• Given entries
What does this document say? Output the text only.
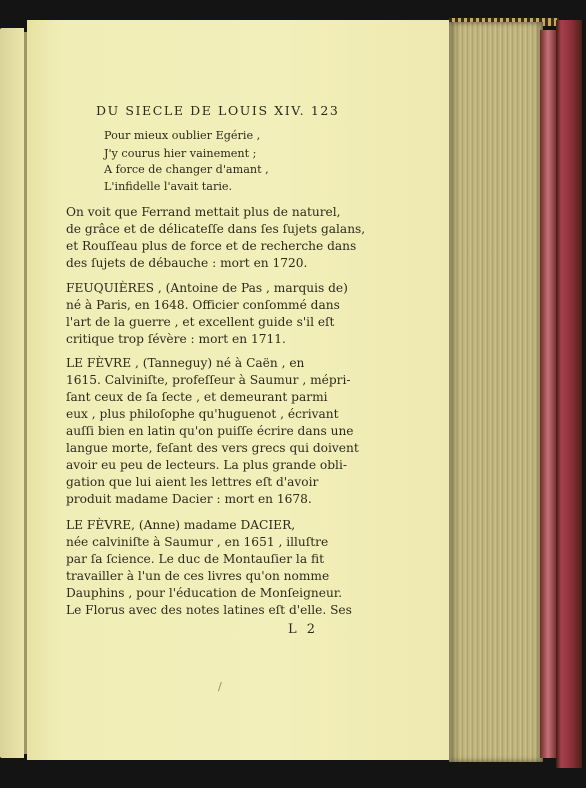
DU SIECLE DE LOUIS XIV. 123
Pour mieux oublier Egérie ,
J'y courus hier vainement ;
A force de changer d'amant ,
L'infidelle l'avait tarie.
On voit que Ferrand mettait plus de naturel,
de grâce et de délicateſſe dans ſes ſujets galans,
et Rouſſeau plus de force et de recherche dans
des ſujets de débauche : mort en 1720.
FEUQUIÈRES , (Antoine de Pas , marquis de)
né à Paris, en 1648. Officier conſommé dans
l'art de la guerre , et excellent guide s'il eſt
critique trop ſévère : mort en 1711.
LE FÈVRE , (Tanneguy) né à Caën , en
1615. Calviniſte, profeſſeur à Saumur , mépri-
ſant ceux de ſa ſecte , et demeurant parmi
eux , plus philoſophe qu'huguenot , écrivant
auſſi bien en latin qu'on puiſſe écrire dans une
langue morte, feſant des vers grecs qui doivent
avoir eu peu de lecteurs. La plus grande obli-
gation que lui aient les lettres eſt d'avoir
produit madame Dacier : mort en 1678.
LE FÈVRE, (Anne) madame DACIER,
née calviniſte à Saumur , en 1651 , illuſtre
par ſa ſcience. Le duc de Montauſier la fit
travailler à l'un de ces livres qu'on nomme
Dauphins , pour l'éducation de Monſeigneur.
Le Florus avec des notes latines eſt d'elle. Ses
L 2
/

* * *

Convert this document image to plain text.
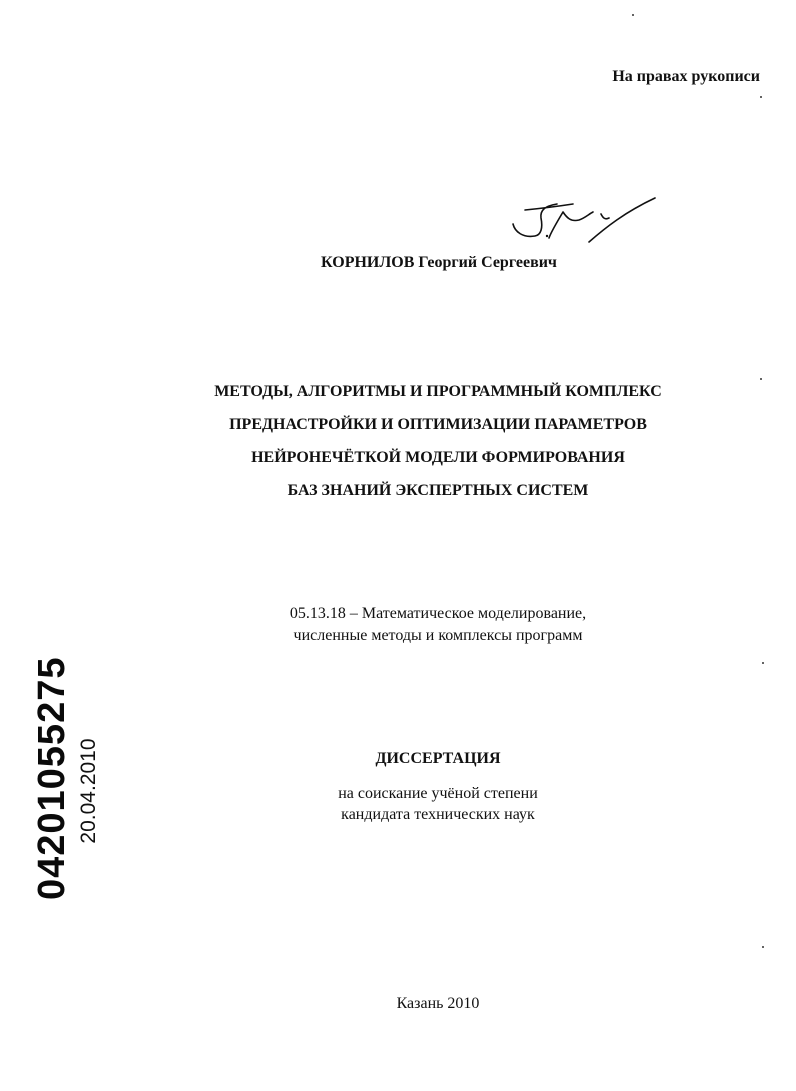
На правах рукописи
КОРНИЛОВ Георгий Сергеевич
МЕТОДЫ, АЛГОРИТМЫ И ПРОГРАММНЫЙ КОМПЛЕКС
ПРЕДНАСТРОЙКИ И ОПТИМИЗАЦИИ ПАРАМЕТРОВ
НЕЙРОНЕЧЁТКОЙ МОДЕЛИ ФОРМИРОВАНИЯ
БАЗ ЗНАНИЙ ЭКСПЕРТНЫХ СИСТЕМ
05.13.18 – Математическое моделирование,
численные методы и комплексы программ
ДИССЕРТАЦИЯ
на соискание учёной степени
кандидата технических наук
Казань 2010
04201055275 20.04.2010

• Exercise objective
Note every line above where the string "FÈVRE" shows up, and copy those lines.

• Final result
LE FÈVRE , (Tanneguy) né à Caën , en
LE FÈVRE, (Anne) madame DACIER,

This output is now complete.